### What needs to be done
Show each line from the listing that includes the word "Sreh".

### Dataset extract
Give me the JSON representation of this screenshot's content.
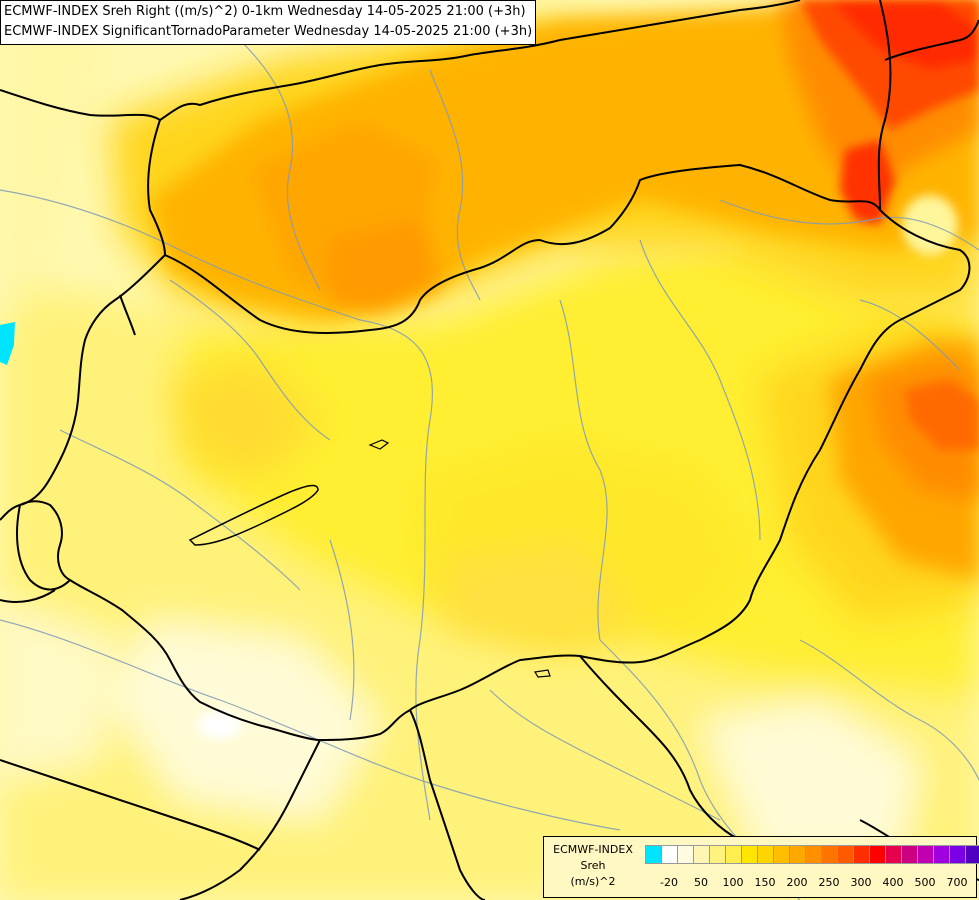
{
  "title": {
    "line1": "ECMWF-INDEX Sreh Right ((m/s)^2) 0-1km Wednesday 14-05-2025 21:00 (+3h)",
    "line2": "ECMWF-INDEX SignificantTornadoParameter Wednesday 14-05-2025 21:00 (+3h)"
  },
  "legend": {
    "label_line1": "ECMWF-INDEX",
    "label_line2": "Sreh",
    "label_line3": "(m/s)^2",
    "swatch_colors": [
      "#00e5ff",
      "#ffffff",
      "#fffbe0",
      "#fff6b3",
      "#fff27f",
      "#ffee4d",
      "#ffe600",
      "#ffd500",
      "#ffbf00",
      "#ffa800",
      "#ff9000",
      "#ff7400",
      "#ff5a00",
      "#ff2e00",
      "#ff0000",
      "#e6004d",
      "#cc0080",
      "#c000b0",
      "#a000e0",
      "#7a00e6",
      "#5000c0",
      "#2b0090",
      "#0a0070"
    ],
    "ticks": [
      "-20",
      "50",
      "100",
      "150",
      "200",
      "250",
      "300",
      "400",
      "500",
      "700"
    ]
  },
  "colors": {
    "field_low": "#fffac8",
    "field_yellow": "#ffee33",
    "field_gold": "#ffd21a",
    "field_orange": "#ffa500",
    "field_deep_orange": "#ff7a00",
    "field_red": "#ff2a00",
    "negative_cyan": "#00e5ff",
    "border_color": "#000000",
    "river_color": "#7f9bb8"
  }
}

### Output
    "line1": "ECMWF-INDEX Sreh Right ((m/s)^2) 0-1km Wednesday 14-05-2025 21:00 (+3h)",
    "label_line2": "Sreh",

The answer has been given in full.